_Exercise objective_. Below is a listing. Gather each line of it that contains "временной".

begin Records to use

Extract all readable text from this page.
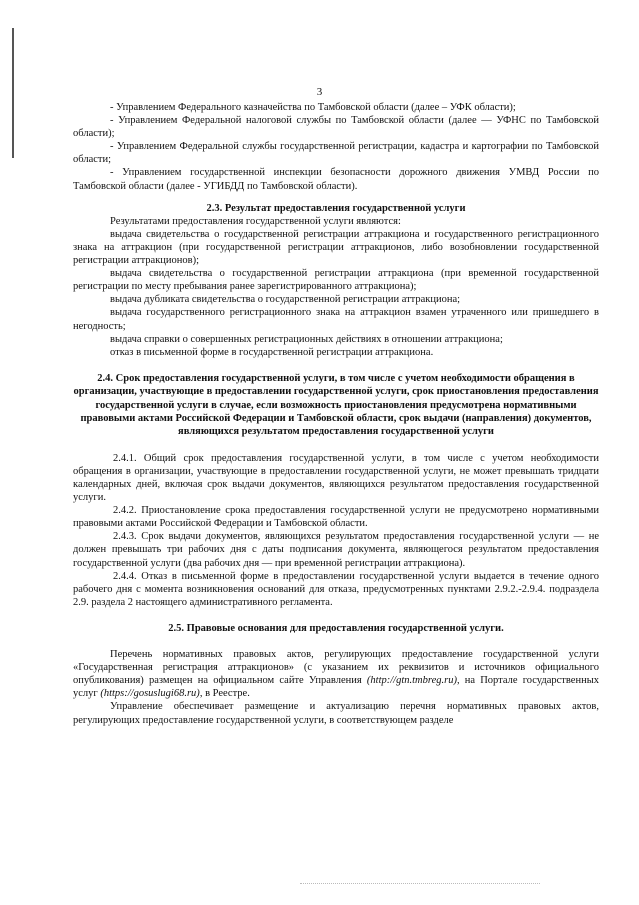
3

- Управлением Федерального казначейства по Тамбовской области (далее – УФК области);

- Управлением Федеральной налоговой службы по Тамбовской области (далее — УФНС по Тамбовской области);

- Управлением Федеральной службы государственной регистрации, кадастра и картографии по Тамбовской области;

- Управлением государственной инспекции безопасности дорожного движения УМВД России по Тамбовской области (далее - УГИБДД по Тамбовской области).

2.3. Результат предоставления государственной услуги

Результатами предоставления государственной услуги являются:

выдача свидетельства о государственной регистрации аттракциона и государственного регистрационного знака на аттракцион (при государственной регистрации аттракционов, либо возобновлении государственной регистрации аттракционов);

выдача свидетельства о государственной регистрации аттракциона (при временной государственной регистрации по месту пребывания ранее зарегистрированного аттракциона);

выдача дубликата свидетельства о государственной регистрации аттракциона;

выдача государственного регистрационного знака на аттракцион взамен утраченного или пришедшего в негодность;

выдача справки о совершенных регистрационных действиях в отношении аттракциона;

отказ в письменной форме в государственной регистрации аттракциона.

2.4. Срок предоставления государственной услуги, в том числе с учетом необходимости обращения в организации, участвующие в предоставлении государственной услуги, срок приостановления предоставления государственной услуги в случае, если возможность приостановления предусмотрена нормативными правовыми актами Российской Федерации и Тамбовской области, срок выдачи (направления) документов, являющихся результатом предоставления государственной услуги

2.4.1. Общий срок предоставления государственной услуги, в том числе с учетом необходимости обращения в организации, участвующие в предоставлении государственной услуги, не может превышать тридцати календарных дней, включая срок выдачи документов, являющихся результатом предоставления государственной услуги.

2.4.2. Приостановление срока предоставления государственной услуги не предусмотрено нормативными правовыми актами Российской Федерации и Тамбовской области.

2.4.3. Срок выдачи документов, являющихся результатом предоставления государственной услуги — не должен превышать три рабочих дня с даты подписания документа, являющегося результатом предоставления государственной услуги (два рабочих дня — при временной регистрации аттракциона).

2.4.4. Отказ в письменной форме в предоставлении государственной услуги выдается в течение одного рабочего дня с момента возникновения оснований для отказа, предусмотренных пунктами 2.9.2.-2.9.4. подраздела 2.9. раздела 2 настоящего административного регламента.

2.5. Правовые основания для предоставления государственной услуги.

Перечень нормативных правовых актов, регулирующих предоставление государственной услуги «Государственная регистрация аттракционов» (с указанием их реквизитов и источников официального опубликования) размещен на официальном сайте Управления (http://gtn.tmbreg.ru), на Портале государственных услуг (https://gosuslugi68.ru), в Реестре.

Управление обеспечивает размещение и актуализацию перечня нормативных правовых актов, регулирующих предоставление государственной услуги, в соответствующем разделе
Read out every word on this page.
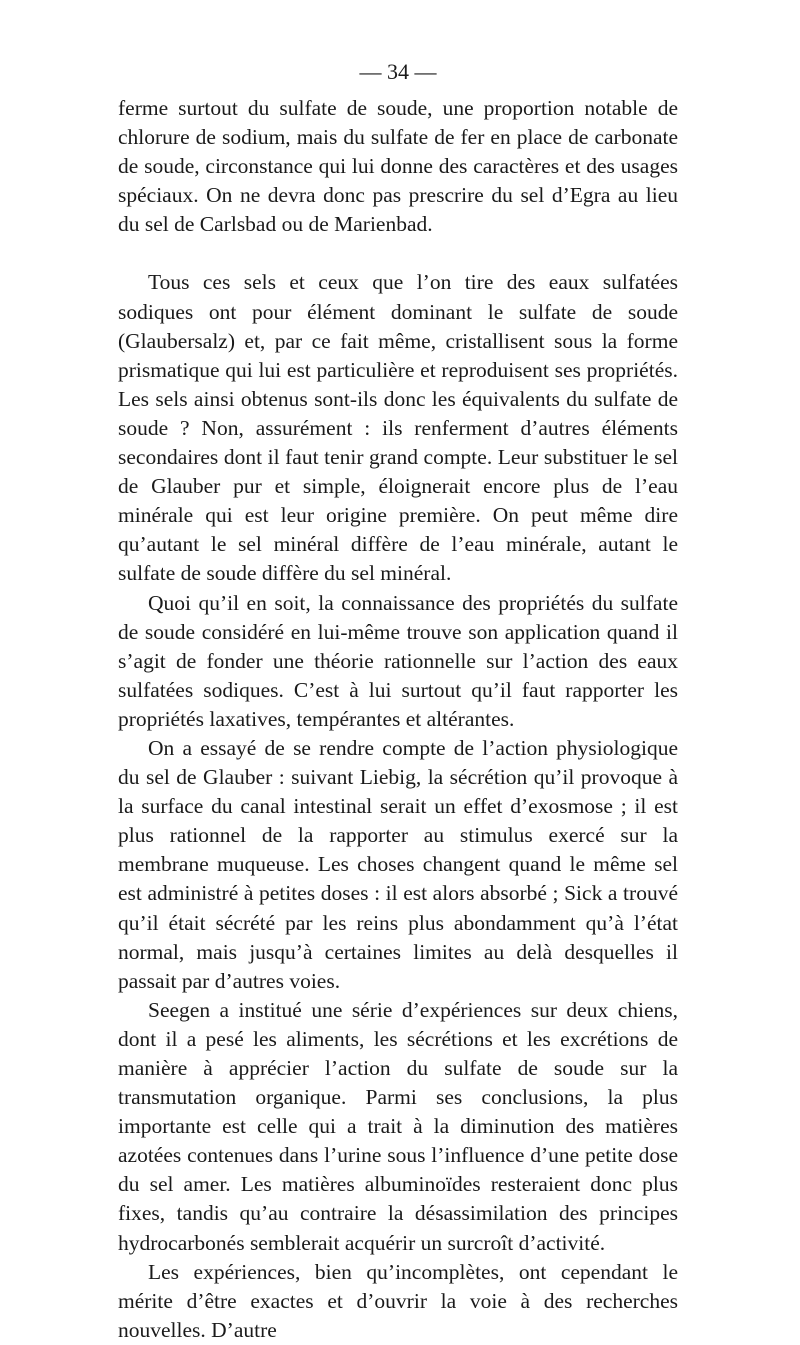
— 34 —

ferme surtout du sulfate de soude, une proportion notable de chlorure de sodium, mais du sulfate de fer en place de carbonate de soude, circonstance qui lui donne des caractères et des usages spéciaux. On ne devra donc pas prescrire du sel d’Egra au lieu du sel de Carlsbad ou de Marienbad.

Tous ces sels et ceux que l’on tire des eaux sulfatées sodiques ont pour élément dominant le sulfate de soude (Glaubersalz) et, par ce fait même, cristallisent sous la forme prismatique qui lui est particulière et reproduisent ses propriétés. Les sels ainsi obtenus sont-ils donc les équivalents du sulfate de soude ? Non, assurément : ils renferment d’autres éléments secondaires dont il faut tenir grand compte. Leur substituer le sel de Glauber pur et simple, éloignerait encore plus de l’eau minérale qui est leur origine première. On peut même dire qu’autant le sel minéral diffère de l’eau minérale, autant le sulfate de soude diffère du sel minéral.

Quoi qu’il en soit, la connaissance des propriétés du sulfate de soude considéré en lui-même trouve son application quand il s’agit de fonder une théorie rationnelle sur l’action des eaux sulfatées sodiques. C’est à lui surtout qu’il faut rapporter les propriétés laxatives, tempérantes et altérantes.

On a essayé de se rendre compte de l’action physiologique du sel de Glauber : suivant Liebig, la sécrétion qu’il provoque à la surface du canal intestinal serait un effet d’exosmose ; il est plus rationnel de la rapporter au stimulus exercé sur la membrane muqueuse. Les choses changent quand le même sel est administré à petites doses : il est alors absorbé ; Sick a trouvé qu’il était sécrété par les reins plus abondamment qu’à l’état normal, mais jusqu’à certaines limites au delà desquelles il passait par d’autres voies.

Seegen a institué une série d’expériences sur deux chiens, dont il a pesé les aliments, les sécrétions et les excrétions de manière à apprécier l’action du sulfate de soude sur la transmutation organique. Parmi ses conclusions, la plus importante est celle qui a trait à la diminution des matières azotées contenues dans l’urine sous l’influence d’une petite dose du sel amer. Les matières albuminoïdes resteraient donc plus fixes, tandis qu’au contraire la désassimilation des principes hydrocarbonés semblerait acquérir un surcroît d’activité.

Les expériences, bien qu’incomplètes, ont cependant le mérite d’être exactes et d’ouvrir la voie à des recherches nouvelles. D’autre
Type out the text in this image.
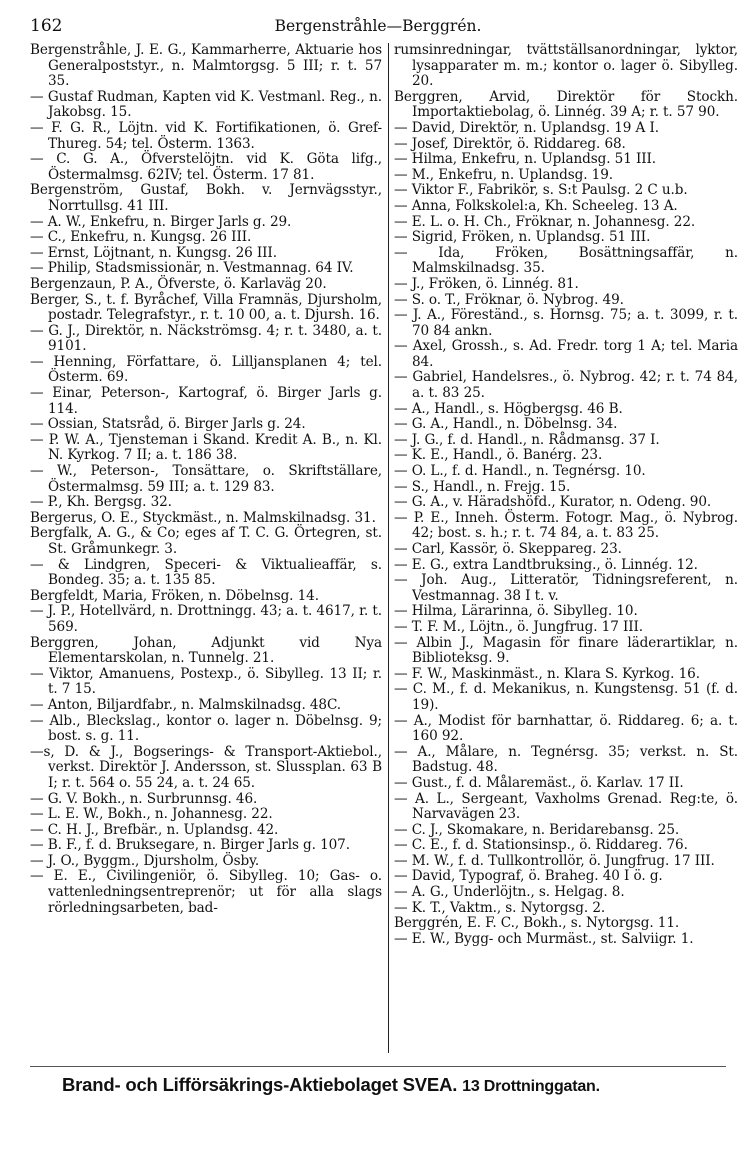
162	Bergenstråhle—Berggrén.
Bergenstråhle, J. E. G., Kammarherre, Aktuarie hos Generalpoststyr., n. Malmtorgsg. 5 III; r. t. 57 35.
— Gustaf Rudman, Kapten vid K. Vestmanl. Reg., n. Jakobsg. 15.
— F. G. R., Löjtn. vid K. Fortifikationen, ö. Gref-Thureg. 54; tel. Österm. 1363.
— C. G. A., Öfverstelöjtn. vid K. Göta lifg., Östermalmsg. 62IV; tel. Österm. 17 81.
Bergenström, Gustaf, Bokh. v. Jernvägsstyr., Norrtullsg. 41 III.
— A. W., Enkefru, n. Birger Jarls g. 29.
— C., Enkefru, n. Kungsg. 26 III.
— Ernst, Löjtnant, n. Kungsg. 26 III.
— Philip, Stadsmissionär, n. Vestmannag. 64 IV.
Bergenzaun, P. A., Öfverste, ö. Karlaväg 20.
Berger, S., t. f. Byråchef, Villa Framnäs, Djursholm, postadr. Telegrafstyr., r. t. 10 00, a. t. Djursh. 16.
— G. J., Direktör, n. Näckströmsg. 4; r. t. 3480, a. t. 9101.
— Henning, Författare, ö. Lilljansplanen 4; tel. Österm. 69.
— Einar, Peterson-, Kartograf, ö. Birger Jarls g. 114.
— Ossian, Statsråd, ö. Birger Jarls g. 24.
— P. W. A., Tjensteman i Skand. Kredit A. B., n. Kl. N. Kyrkog. 7 II; a. t. 186 38.
— W., Peterson-, Tonsättare, o. Skriftställare, Östermalmsg. 59 III; a. t. 129 83.
— P., Kh. Bergsg. 32.
Bergerus, O. E., Styckmäst., n. Malmskilnadsg. 31.
Bergfalk, A. G., & Co; eges af T. C. G. Örtegren, st. St. Gråmunkegr. 3.
— & Lindgren, Speceri- & Viktualieaffär, s. Bondeg. 35; a. t. 135 85.
Bergfeldt, Maria, Fröken, n. Döbelnsg. 14.
— J. P., Hotellvärd, n. Drottningg. 43; a. t. 4617, r. t. 569.
Berggren, Johan, Adjunkt vid Nya Elementarskolan, n. Tunnelg. 21.
— Viktor, Amanuens, Postexp., ö. Sibylleg. 13 II; r. t. 7 15.
— Anton, Biljardfabr., n. Malmskilnadsg. 48C.
— Alb., Bleckslag., kontor o. lager n. Döbelnsg. 9; bost. s. g. 11.
—s, D. & J., Bogserings- & Transport-Aktiebol., verkst. Direktör J. Andersson, st. Slussplan. 63 B I; r. t. 564 o. 55 24, a. t. 24 65.
— G. V. Bokh., n. Surbrunnsg. 46.
— L. E. W., Bokh., n. Johannesg. 22.
— C. H. J., Brefbär., n. Uplandsg. 42.
— B. F., f. d. Bruksegare, n. Birger Jarls g. 107.
— J. O., Byggm., Djursholm, Ösby.
— E. E., Civilingeniör, ö. Sibylleg. 10; Gas- o. vattenledningsentreprenör; ut för alla slags rörledningsarbeten, bad-
rumsinredningar, tvättställsanordningar, lyktor, lysapparater m. m.; kontor o. lager ö. Sibylleg. 20.
Berggren, Arvid, Direktör för Stockh. Importaktiebolag, ö. Linnég. 39 A; r. t. 57 90.
— David, Direktör, n. Uplandsg. 19 A I.
— Josef, Direktör, ö. Riddareg. 68.
— Hilma, Enkefru, n. Uplandsg. 51 III.
— M., Enkefru, n. Uplandsg. 19.
— Viktor F., Fabrikör, s. S:t Paulsg. 2 C u.b.
— Anna, Folkskolel:a, Kh. Scheeleg. 13 A.
— E. L. o. H. Ch., Fröknar, n. Johannesg. 22.
— Sigrid, Fröken, n. Uplandsg. 51 III.
— Ida, Fröken, Bosättningsaffär, n. Malmskilnadsg. 35.
— J., Fröken, ö. Linnég. 81.
— S. o. T., Fröknar, ö. Nybrog. 49.
— J. A., Föreständ., s. Hornsg. 75; a. t. 3099, r. t. 70 84 ankn.
— Axel, Grossh., s. Ad. Fredr. torg 1 A; tel. Maria 84.
— Gabriel, Handelsres., ö. Nybrog. 42; r. t. 74 84, a. t. 83 25.
— A., Handl., s. Högbergsg. 46 B.
— G. A., Handl., n. Döbelnsg. 34.
— J. G., f. d. Handl., n. Rådmansg. 37 I.
— K. E., Handl., ö. Banérg. 23.
— O. L., f. d. Handl., n. Tegnérsg. 10.
— S., Handl., n. Frejg. 15.
— G. A., v. Häradshöfd., Kurator, n. Odeng. 90.
— P. E., Inneh. Österm. Fotogr. Mag., ö. Nybrog. 42; bost. s. h.; r. t. 74 84, a. t. 83 25.
— Carl, Kassör, ö. Skeppareg. 23.
— E. G., extra Landtbruksing., ö. Linnég. 12.
— Joh. Aug., Litteratör, Tidningsreferent, n. Vestmannag. 38 I t. v.
— Hilma, Lärarinna, ö. Sibylleg. 10.
— T. F. M., Löjtn., ö. Jungfrug. 17 III.
— Albin J., Magasin för finare läderartiklar, n. Biblioteksg. 9.
— F. W., Maskinmäst., n. Klara S. Kyrkog. 16.
— C. M., f. d. Mekanikus, n. Kungstensg. 51 (f. d. 19).
— A., Modist för barnhattar, ö. Riddareg. 6; a. t. 160 92.
— A., Målare, n. Tegnérsg. 35; verkst. n. St. Badstug. 48.
— Gust., f. d. Målaremäst., ö. Karlav. 17 II.
— A. L., Sergeant, Vaxholms Grenad. Reg:te, ö. Narvavägen 23.
— C. J., Skomakare, n. Beridarebansg. 25.
— C. E., f. d. Stationsinsp., ö. Riddareg. 76.
— M. W., f. d. Tullkontrollör, ö. Jungfrug. 17 III.
— David, Typograf, ö. Braheg. 40 I ö. g.
— A. G., Underlöjtn., s. Helgag. 8.
— K. T., Vaktm., s. Nytorgsg. 2.
Berggrén, E. F. C., Bokh., s. Nytorgsg. 11.
— E. W., Bygg- och Murmäst., st. Salviigr. 1.
Brand- och Lifförsäkrings-Aktiebolaget SVEA. 13 Drottninggatan.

end Records to use

_Reply_.
выдача свидетельства о государственной регистрации аттракциона (при временной государственной регистрации по месту пребывания ранее зарегистрированного аттракциона);
2.4.3. Срок выдачи документов, являющихся результатом предоставления государственной услуги — не должен превышать три рабочих дня с даты подписания документа, являющегося результатом предоставления государственной услуги (два рабочих дня — при временной регистрации аттракциона).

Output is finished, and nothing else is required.